» What the exercise asks
Skip the pictures. Repeat everything else in the records word for word.

Stored data
begin
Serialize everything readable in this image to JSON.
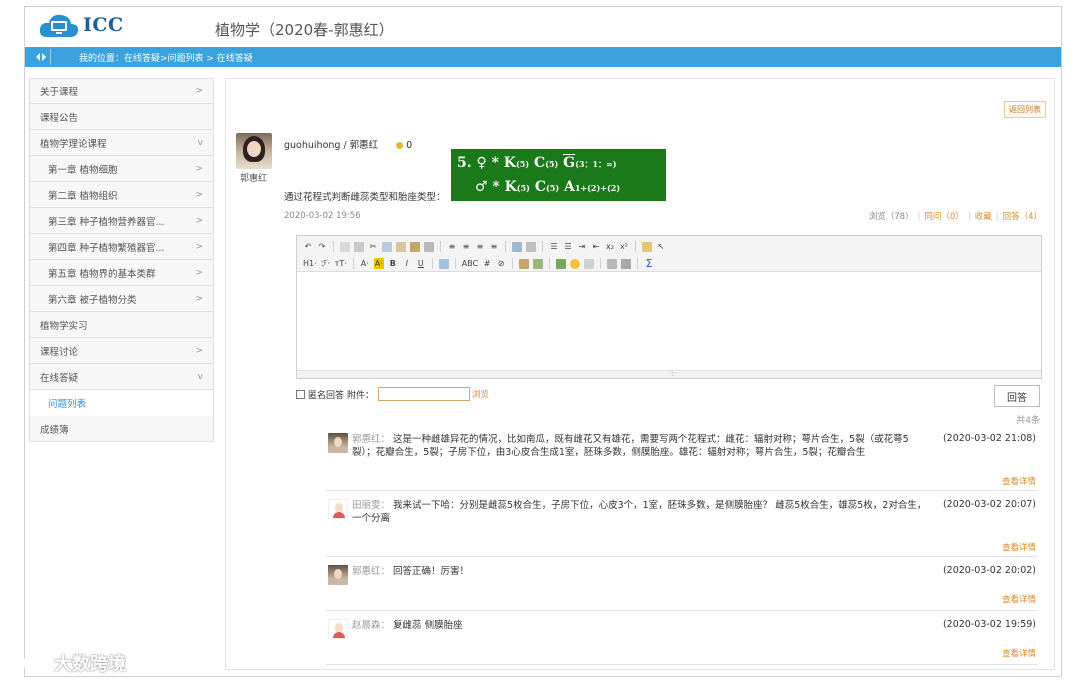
{
  "header": {
    "logo_text": "ICC",
    "course_title": "植物学（2020春-郭惠红）"
  },
  "bluebar": {
    "breadcrumb": "我的位置：在线答疑>问题列表 > 在线答疑"
  },
  "sidebar": {
    "items": [
      {
        "label": "关于课程",
        "arrow": ">"
      },
      {
        "label": "课程公告",
        "arrow": ""
      },
      {
        "label": "植物学理论课程",
        "arrow": "v"
      },
      {
        "label": "第一章 植物细胞",
        "arrow": ">"
      },
      {
        "label": "第二章 植物组织",
        "arrow": ">"
      },
      {
        "label": "第三章 种子植物营养器官...",
        "arrow": ">"
      },
      {
        "label": "第四章 种子植物繁殖器官...",
        "arrow": ">"
      },
      {
        "label": "第五章 植物界的基本类群",
        "arrow": ">"
      },
      {
        "label": "第六章 被子植物分类",
        "arrow": ">"
      },
      {
        "label": "植物学实习",
        "arrow": ""
      },
      {
        "label": "课程讨论",
        "arrow": ">"
      },
      {
        "label": "在线答疑",
        "arrow": "v"
      },
      {
        "label": "问题列表",
        "arrow": ""
      },
      {
        "label": "成绩簿",
        "arrow": ""
      }
    ]
  },
  "question": {
    "back_label": "返回列表",
    "asker_handle": "guohuihong / 郭惠红",
    "asker_name": "郭惠红",
    "coins": "0",
    "text": "通过花程式判断雌蕊类型和胎座类型：",
    "date": "2020-03-02 19:56",
    "stats": {
      "views": "浏览（78）",
      "same_question": "同问（0）",
      "favorite": "收藏",
      "answers": "回答（4）"
    },
    "formula": {
      "line1": "5. ♀ * K",
      "line1_k": "(5)",
      "line1_c": "C",
      "line1_c_sub": "(5)",
      "line1_g": "G",
      "line1_g_sub": "(3：1：∞)",
      "line2": "♂ * K",
      "line2_k": "(5)",
      "line2_c": "C",
      "line2_c_sub": "(5)",
      "line2_a": "A",
      "line2_a_sub": "1+(2)+(2)"
    }
  },
  "editor": {
    "toolbar_row2": [
      "H1·",
      "ℱ·",
      "тT·",
      "A·",
      "A·",
      "B",
      "I",
      "U"
    ],
    "foot_handle": "·:·"
  },
  "answer_form": {
    "anonymous_label": "匿名回答",
    "attachment_label": "附件：",
    "attachment_value": "",
    "browse_label": "浏览",
    "submit_label": "回答",
    "total": "共4条"
  },
  "answers": [
    {
      "name": "郭惠红：",
      "text": "这是一种雌雄异花的情况，比如南瓜，既有雌花又有雄花，需要写两个花程式：雌花：辐射对称；萼片合生，5裂（或花萼5裂）；花瓣合生，5裂；子房下位，由3心皮合生成1室，胚珠多数，侧膜胎座。雄花：辐射对称；萼片合生，5裂；花瓣合生",
      "date": "(2020-03-02 21:08)",
      "detail": "查看详情",
      "avatar": "photo"
    },
    {
      "name": "田丽雯：",
      "text": "我来试一下哈：分别是雌蕊5枚合生，子房下位，心皮3个，1室，胚珠多数，是侧膜胎座？ 雌蕊5枚合生，雄蕊5枚，2对合生，一个分离",
      "date": "(2020-03-02 20:07)",
      "detail": "查看详情",
      "avatar": "plain"
    },
    {
      "name": "郭惠红：",
      "text": "回答正确！厉害！",
      "date": "(2020-03-02 20:02)",
      "detail": "查看详情",
      "avatar": "photo"
    },
    {
      "name": "赵晨森：",
      "text": "复雌蕊 侧膜胎座",
      "date": "(2020-03-02 19:59)",
      "detail": "查看详情",
      "avatar": "plain"
    }
  ],
  "watermark": {
    "text": "大数跨境"
  },
  "colors": {
    "accent_blue": "#3aa2dc",
    "link_orange": "#d98a2a",
    "formula_green": "#1a7a1a"
  }
}
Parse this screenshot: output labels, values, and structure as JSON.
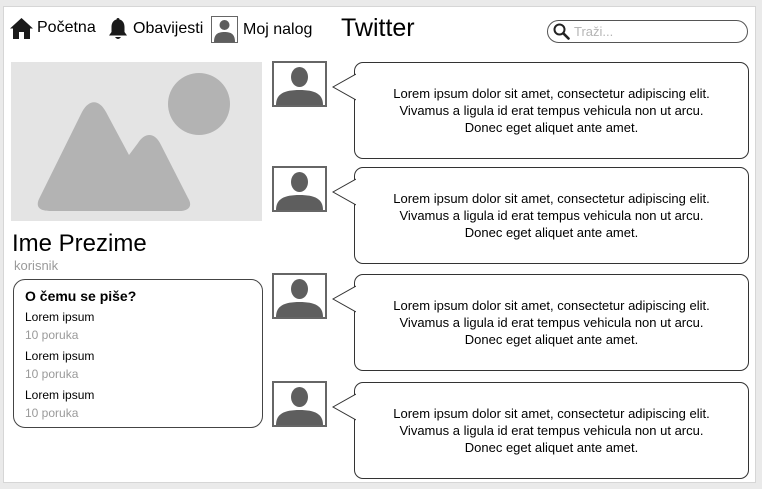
end
» Output for this exercise
Serialize everything readable in this image to JSON.
{
  "header": {
    "logo_text": "ICC",
    "course_title": "植物学（2020春-郭惠红）"
  },
  "bluebar": {
    "breadcrumb": "我的位置：在线答疑>问题列表 > 在线答疑"
  },
  "sidebar": {
    "items": [
      {
        "label": "关于课程",
        "arrow": ">"
      },
      {
        "label": "课程公告",
        "arrow": ""
      },
      {
        "label": "植物学理论课程",
        "arrow": "v"
      },
      {
        "label": "第一章 植物细胞",
        "arrow": ">"
      },
      {
        "label": "第二章 植物组织",
        "arrow": ">"
      },
      {
        "label": "第三章 种子植物营养器官...",
        "arrow": ">"
      },
      {
        "label": "第四章 种子植物繁殖器官...",
        "arrow": ">"
      },
      {
        "label": "第五章 植物界的基本类群",
        "arrow": ">"
      },
      {
        "label": "第六章 被子植物分类",
        "arrow": ">"
      },
      {
        "label": "植物学实习",
        "arrow": ""
      },
      {
        "label": "课程讨论",
        "arrow": ">"
      },
      {
        "label": "在线答疑",
        "arrow": "v"
      },
      {
        "label": "问题列表",
        "arrow": ""
      },
      {
        "label": "成绩簿",
        "arrow": ""
      }
    ]
  },
  "question": {
    "back_label": "返回列表",
    "asker_handle": "guohuihong / 郭惠红",
    "asker_name": "郭惠红",
    "coins": "0",
    "text": "通过花程式判断雌蕊类型和胎座类型：",
    "date": "2020-03-02 19:56",
    "stats": {
      "views": "浏览（78）",
      "same_question": "同问（0）",
      "favorite": "收藏",
      "answers": "回答（4）"
    },
    "formula": {
      "line1": "5. ♀ * K",
      "line1_k": "(5)",
      "line1_c": "C",
      "line1_c_sub": "(5)",
      "line1_g": "G",
      "line1_g_sub": "(3：1：∞)",
      "line2": "♂ * K",
      "line2_k": "(5)",
      "line2_c": "C",
      "line2_c_sub": "(5)",
      "line2_a": "A",
      "line2_a_sub": "1+(2)+(2)"
    }
  },
  "editor": {
    "toolbar_row2": [
      "H1·",
      "ℱ·",
      "тT·",
      "A·",
      "A·",
      "B",
      "I",
      "U"
    ],
    "foot_handle": "·:·"
  },
  "answer_form": {
    "anonymous_label": "匿名回答",
    "attachment_label": "附件：",
    "attachment_value": "",
    "browse_label": "浏览",
    "submit_label": "回答",
    "total": "共4条"
  },
  "answers": [
    {
      "name": "郭惠红：",
      "text": "这是一种雌雄异花的情况，比如南瓜，既有雌花又有雄花，需要写两个花程式：雌花：辐射对称；萼片合生，5裂（或花萼5裂）；花瓣合生，5裂；子房下位，由3心皮合生成1室，胚珠多数，侧膜胎座。雄花：辐射对称；萼片合生，5裂；花瓣合生",
      "date": "(2020-03-02 21:08)",
      "detail": "查看详情",
      "avatar": "photo"
    },
    {
      "name": "田丽雯：",
      "text": "我来试一下哈：分别是雌蕊5枚合生，子房下位，心皮3个，1室，胚珠多数，是侧膜胎座？ 雌蕊5枚合生，雄蕊5枚，2对合生，一个分离",
      "date": "(2020-03-02 20:07)",
      "detail": "查看详情",
      "avatar": "plain"
    },
    {
      "name": "郭惠红：",
      "text": "回答正确！厉害！",
      "date": "(2020-03-02 20:02)",
      "detail": "查看详情",
      "avatar": "photo"
    },
    {
      "name": "赵晨森：",
      "text": "复雌蕊 侧膜胎座",
      "date": "(2020-03-02 19:59)",
      "detail": "查看详情",
      "avatar": "plain"
    }
  ],
  "watermark": {
    "text": "大数跨境"
  },
  "colors": {
    "accent_blue": "#3aa2dc",
    "link_orange": "#d98a2a",
    "formula_green": "#1a7a1a"
  }
}
Parse this screenshot: output labels, values, and structure as JSON.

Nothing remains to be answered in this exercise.